**Dataset content**
━━━━━━━━━━
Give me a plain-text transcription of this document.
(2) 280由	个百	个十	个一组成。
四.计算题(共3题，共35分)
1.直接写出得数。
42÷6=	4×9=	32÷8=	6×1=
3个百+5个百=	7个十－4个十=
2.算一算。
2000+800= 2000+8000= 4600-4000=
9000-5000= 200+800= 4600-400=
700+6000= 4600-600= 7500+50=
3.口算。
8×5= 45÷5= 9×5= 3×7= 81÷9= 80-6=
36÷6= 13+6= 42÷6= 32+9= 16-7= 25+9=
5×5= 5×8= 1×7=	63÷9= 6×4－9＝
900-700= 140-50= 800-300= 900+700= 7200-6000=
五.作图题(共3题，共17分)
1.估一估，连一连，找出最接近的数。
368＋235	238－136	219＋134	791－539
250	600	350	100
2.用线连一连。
━━━━━━━━━━
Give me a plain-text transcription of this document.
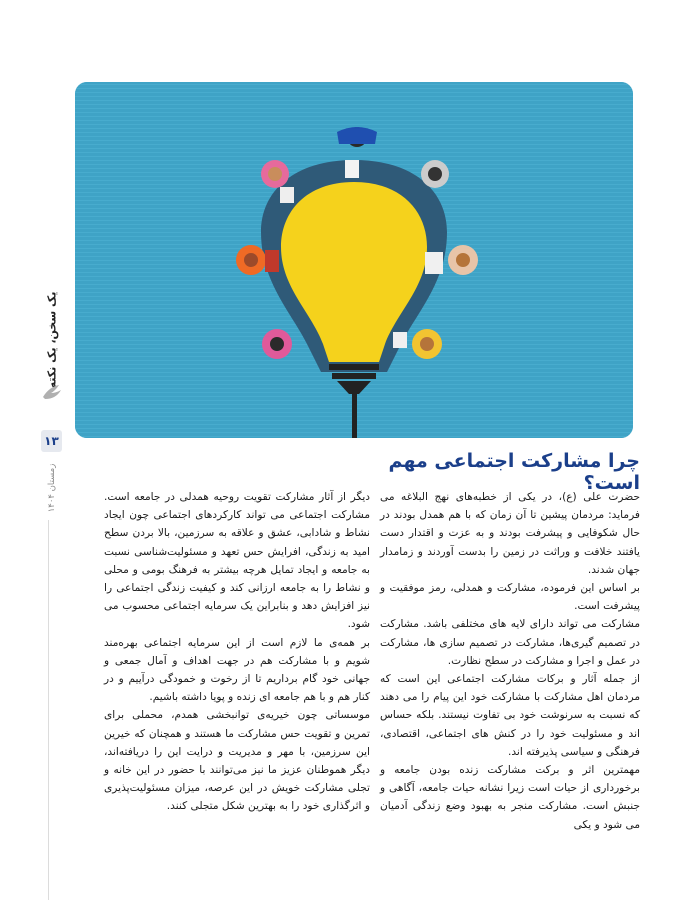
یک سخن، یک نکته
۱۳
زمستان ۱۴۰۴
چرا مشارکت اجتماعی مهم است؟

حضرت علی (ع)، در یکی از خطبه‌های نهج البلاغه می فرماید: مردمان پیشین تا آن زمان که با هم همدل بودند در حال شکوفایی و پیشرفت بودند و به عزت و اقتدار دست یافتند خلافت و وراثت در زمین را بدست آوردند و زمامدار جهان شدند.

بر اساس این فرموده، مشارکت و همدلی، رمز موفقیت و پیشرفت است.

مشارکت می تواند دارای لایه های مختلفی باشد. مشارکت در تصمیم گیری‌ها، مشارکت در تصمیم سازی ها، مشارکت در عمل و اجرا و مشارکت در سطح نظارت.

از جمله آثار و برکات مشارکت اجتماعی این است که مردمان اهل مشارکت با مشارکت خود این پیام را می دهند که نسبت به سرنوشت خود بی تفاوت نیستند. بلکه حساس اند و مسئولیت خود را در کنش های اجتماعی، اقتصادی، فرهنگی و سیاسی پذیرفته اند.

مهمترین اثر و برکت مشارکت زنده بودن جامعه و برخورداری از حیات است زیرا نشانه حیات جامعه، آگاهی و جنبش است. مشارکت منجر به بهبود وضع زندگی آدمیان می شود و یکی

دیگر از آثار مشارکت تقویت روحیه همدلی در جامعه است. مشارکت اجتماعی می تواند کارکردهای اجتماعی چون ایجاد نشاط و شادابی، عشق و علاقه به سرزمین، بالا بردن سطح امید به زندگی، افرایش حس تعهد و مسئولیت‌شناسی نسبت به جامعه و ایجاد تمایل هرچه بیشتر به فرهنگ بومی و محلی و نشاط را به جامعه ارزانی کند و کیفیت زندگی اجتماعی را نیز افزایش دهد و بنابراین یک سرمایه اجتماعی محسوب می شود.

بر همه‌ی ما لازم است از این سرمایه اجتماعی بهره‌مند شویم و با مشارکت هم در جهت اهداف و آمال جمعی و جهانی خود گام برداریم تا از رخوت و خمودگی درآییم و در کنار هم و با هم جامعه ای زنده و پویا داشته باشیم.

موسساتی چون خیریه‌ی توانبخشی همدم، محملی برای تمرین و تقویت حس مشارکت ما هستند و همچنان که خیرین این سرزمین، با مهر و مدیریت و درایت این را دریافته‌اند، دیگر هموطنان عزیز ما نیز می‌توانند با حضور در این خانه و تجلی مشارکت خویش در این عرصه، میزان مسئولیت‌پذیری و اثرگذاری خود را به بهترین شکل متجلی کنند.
━━━━━━━━━━
**Exercise**
Report every line in the data above in which the word "مردمان" appears.

**Answer to the exercise**
حضرت علی (ع)، در یکی از خطبه‌های نهج البلاغه می فرماید: مردمان پیشین تا آن زمان که با هم همدل بودند در حال شکوفایی و پیشرفت بودند و به عزت و اقتدار دست یافتند خلافت و وراثت در زمین را بدست آوردند و زمامدار جهان شدند.
از جمله آثار و برکات مشارکت اجتماعی این است که مردمان اهل مشارکت با مشارکت خود این پیام را می دهند که نسبت به سرنوشت خود بی تفاوت نیستند. بلکه حساس اند و مسئولیت خود را در کنش های اجتماعی، اقتصادی، فرهنگی و سیاسی پذیرفته اند.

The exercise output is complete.